* BEGIN *
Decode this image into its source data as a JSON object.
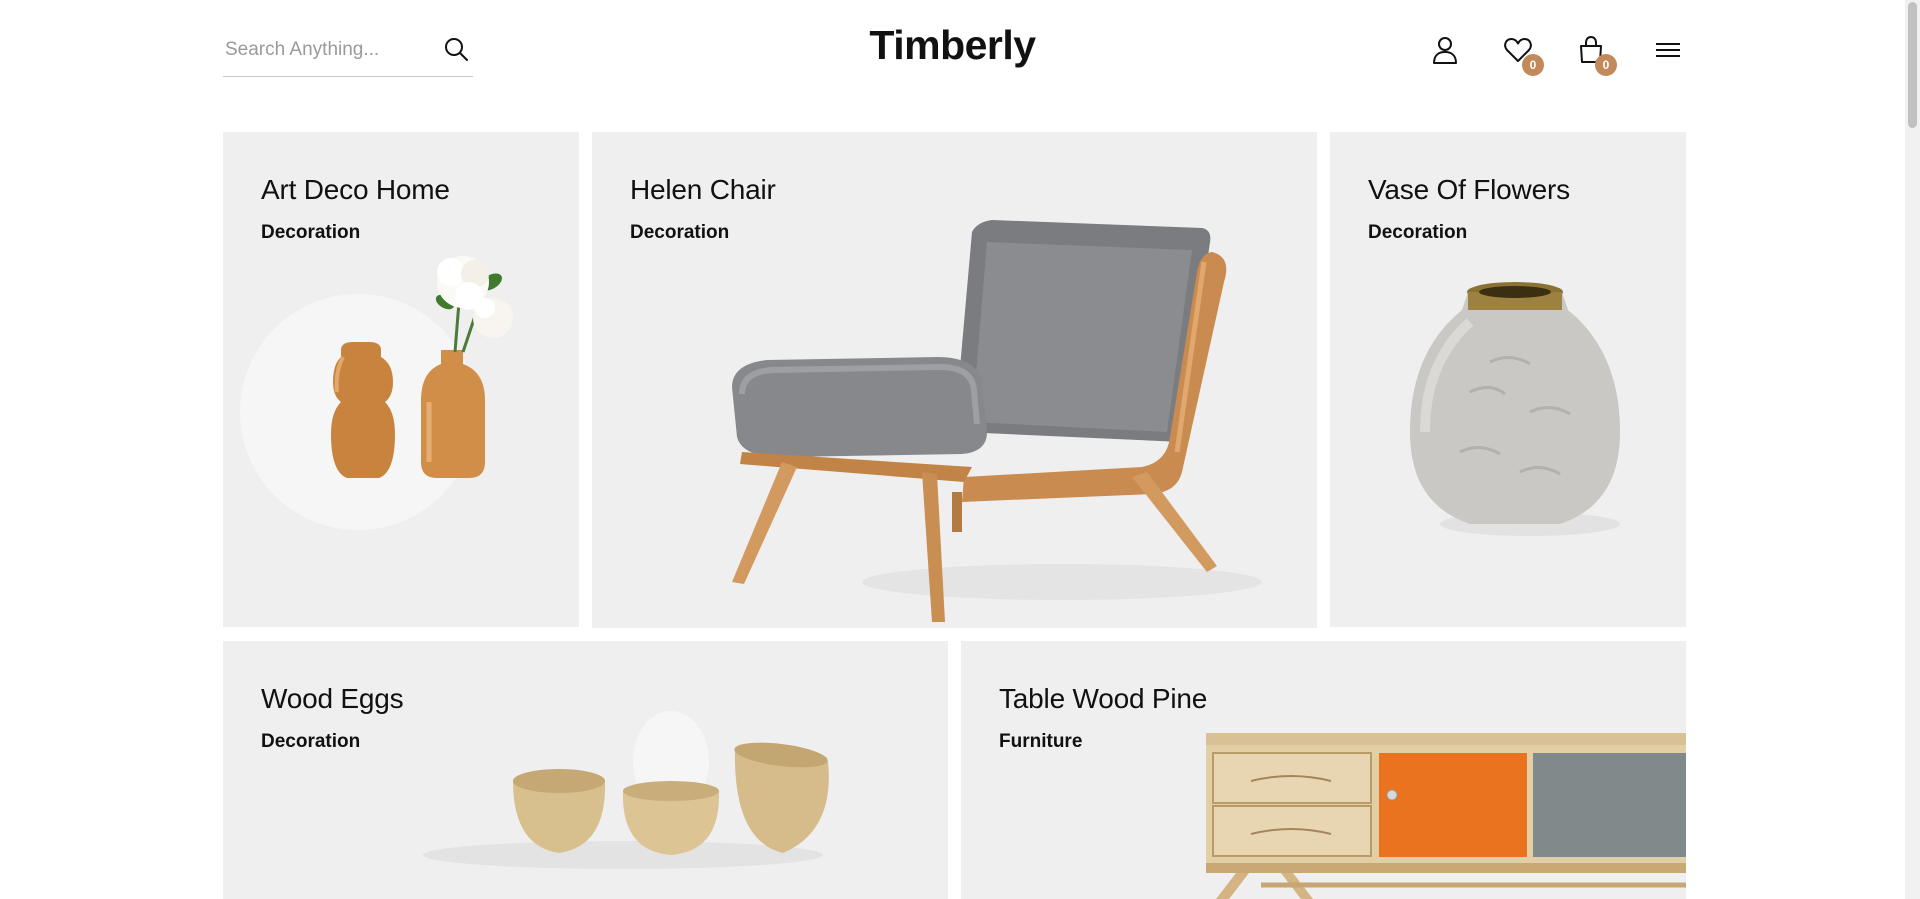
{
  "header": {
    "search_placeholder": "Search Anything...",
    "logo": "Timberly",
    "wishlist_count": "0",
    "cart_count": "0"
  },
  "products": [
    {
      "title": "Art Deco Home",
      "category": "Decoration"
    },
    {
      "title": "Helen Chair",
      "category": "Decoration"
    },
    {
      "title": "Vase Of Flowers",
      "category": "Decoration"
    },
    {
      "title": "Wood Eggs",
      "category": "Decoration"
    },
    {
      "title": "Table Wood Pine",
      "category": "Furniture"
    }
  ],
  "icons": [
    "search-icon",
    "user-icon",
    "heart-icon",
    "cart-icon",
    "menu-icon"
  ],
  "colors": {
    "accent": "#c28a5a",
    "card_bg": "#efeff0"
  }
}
* END *
Of the lines in the data above, how many contain the word "title"? Give only that figure.

● **SOLUTION FOR THIS EXERCISE**
5